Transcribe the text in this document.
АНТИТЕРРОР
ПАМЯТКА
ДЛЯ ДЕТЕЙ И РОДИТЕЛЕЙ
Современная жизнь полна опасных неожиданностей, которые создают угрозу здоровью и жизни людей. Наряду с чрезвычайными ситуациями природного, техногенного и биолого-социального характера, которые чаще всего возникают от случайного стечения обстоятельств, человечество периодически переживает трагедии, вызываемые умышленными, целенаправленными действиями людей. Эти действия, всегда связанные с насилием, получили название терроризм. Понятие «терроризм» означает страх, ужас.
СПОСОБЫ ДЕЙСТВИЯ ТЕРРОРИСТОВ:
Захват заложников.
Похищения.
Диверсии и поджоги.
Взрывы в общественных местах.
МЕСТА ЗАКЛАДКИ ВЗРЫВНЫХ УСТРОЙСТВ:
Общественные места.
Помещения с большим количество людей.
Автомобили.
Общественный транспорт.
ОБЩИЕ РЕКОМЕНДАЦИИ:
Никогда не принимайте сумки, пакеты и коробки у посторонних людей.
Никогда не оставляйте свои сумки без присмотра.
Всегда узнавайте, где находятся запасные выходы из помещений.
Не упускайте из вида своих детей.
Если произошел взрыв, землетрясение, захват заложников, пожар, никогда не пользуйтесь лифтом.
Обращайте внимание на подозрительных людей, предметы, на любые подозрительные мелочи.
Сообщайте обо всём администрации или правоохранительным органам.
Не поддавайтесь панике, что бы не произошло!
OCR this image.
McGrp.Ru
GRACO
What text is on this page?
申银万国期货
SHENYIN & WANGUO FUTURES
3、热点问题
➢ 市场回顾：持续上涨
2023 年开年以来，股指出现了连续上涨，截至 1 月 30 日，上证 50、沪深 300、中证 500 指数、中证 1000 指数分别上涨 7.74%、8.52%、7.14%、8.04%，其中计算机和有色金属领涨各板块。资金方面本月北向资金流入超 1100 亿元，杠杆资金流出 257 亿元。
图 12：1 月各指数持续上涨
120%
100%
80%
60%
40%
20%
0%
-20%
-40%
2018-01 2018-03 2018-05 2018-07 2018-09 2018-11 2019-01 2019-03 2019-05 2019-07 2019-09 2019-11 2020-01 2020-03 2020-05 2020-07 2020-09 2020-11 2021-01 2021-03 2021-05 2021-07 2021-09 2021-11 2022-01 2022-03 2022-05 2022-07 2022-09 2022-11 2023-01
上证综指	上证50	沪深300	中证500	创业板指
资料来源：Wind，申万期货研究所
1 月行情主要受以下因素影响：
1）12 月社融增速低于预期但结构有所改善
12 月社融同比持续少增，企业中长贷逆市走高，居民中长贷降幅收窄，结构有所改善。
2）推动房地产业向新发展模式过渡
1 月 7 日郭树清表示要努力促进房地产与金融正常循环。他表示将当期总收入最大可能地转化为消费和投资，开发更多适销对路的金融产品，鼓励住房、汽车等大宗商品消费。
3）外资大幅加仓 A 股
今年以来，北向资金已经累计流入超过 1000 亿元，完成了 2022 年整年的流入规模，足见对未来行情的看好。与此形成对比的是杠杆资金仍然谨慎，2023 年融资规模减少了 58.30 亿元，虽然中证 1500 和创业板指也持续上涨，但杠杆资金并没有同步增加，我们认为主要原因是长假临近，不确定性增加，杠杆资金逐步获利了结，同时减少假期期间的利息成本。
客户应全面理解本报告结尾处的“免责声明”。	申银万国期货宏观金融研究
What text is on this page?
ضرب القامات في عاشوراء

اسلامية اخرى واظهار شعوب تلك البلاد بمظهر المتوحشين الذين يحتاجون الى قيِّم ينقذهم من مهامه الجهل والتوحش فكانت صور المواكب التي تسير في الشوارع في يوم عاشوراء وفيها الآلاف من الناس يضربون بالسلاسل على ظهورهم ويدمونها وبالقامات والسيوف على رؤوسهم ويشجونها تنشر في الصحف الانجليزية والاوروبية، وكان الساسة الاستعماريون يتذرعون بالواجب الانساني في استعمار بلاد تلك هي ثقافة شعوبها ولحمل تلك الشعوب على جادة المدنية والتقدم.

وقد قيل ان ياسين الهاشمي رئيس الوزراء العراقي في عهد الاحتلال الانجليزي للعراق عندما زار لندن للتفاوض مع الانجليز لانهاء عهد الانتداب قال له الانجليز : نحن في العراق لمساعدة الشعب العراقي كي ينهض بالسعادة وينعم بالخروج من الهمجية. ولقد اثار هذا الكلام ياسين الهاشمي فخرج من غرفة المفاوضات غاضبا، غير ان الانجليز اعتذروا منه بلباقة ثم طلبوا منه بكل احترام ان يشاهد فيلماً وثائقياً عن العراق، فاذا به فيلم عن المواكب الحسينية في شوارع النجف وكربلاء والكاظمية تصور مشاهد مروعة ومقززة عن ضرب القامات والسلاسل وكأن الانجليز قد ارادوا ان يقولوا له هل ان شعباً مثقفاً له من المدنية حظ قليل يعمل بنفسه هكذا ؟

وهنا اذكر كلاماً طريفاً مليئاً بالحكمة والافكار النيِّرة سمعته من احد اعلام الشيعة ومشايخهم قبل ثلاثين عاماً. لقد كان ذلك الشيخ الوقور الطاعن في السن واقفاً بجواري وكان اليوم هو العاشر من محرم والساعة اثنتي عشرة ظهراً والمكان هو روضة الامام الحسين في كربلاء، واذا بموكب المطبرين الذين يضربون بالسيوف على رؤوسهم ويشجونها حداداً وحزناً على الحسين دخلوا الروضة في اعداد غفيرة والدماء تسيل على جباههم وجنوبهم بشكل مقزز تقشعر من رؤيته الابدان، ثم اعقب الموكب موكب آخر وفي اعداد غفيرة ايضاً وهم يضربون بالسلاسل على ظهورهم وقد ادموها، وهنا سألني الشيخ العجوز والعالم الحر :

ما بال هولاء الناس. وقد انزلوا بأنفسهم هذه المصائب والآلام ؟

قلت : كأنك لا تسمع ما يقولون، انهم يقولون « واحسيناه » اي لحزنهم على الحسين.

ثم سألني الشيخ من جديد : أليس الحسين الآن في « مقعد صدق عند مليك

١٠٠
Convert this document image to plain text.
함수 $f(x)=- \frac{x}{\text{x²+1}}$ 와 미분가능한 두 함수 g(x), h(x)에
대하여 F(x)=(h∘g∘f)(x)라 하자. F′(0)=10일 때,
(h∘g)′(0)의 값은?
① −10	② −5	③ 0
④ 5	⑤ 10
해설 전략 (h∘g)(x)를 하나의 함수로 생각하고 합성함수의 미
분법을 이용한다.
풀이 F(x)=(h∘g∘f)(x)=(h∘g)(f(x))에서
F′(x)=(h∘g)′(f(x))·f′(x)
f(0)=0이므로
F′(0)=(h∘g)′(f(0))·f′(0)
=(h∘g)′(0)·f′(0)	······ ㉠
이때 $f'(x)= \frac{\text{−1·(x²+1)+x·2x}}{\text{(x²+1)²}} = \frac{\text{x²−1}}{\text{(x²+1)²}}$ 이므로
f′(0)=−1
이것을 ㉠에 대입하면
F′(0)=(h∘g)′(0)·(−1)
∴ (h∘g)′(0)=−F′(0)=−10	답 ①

_ _ _ _ _ _ _

Copy exactly, and only, the lines from the one containing "Convert this document image to plain text." through the last line of the listing.

Convert this document image to plain text.
함수 $f(x)=- \frac{x}{\text{x²+1}}$ 와 미분가능한 두 함수 g(x), h(x)에
대하여 F(x)=(h∘g∘f)(x)라 하자. F′(0)=10일 때,
(h∘g)′(0)의 값은?
① −10	② −5	③ 0
④ 5	⑤ 10
해설 전략 (h∘g)(x)를 하나의 함수로 생각하고 합성함수의 미
분법을 이용한다.
풀이 F(x)=(h∘g∘f)(x)=(h∘g)(f(x))에서
F′(x)=(h∘g)′(f(x))·f′(x)
f(0)=0이므로
F′(0)=(h∘g)′(f(0))·f′(0)
=(h∘g)′(0)·f′(0)	······ ㉠
이때 $f'(x)= \frac{\text{−1·(x²+1)+x·2x}}{\text{(x²+1)²}} = \frac{\text{x²−1}}{\text{(x²+1)²}}$ 이므로
f′(0)=−1
이것을 ㉠에 대입하면
F′(0)=(h∘g)′(0)·(−1)
∴ (h∘g)′(0)=−F′(0)=−10	답 ①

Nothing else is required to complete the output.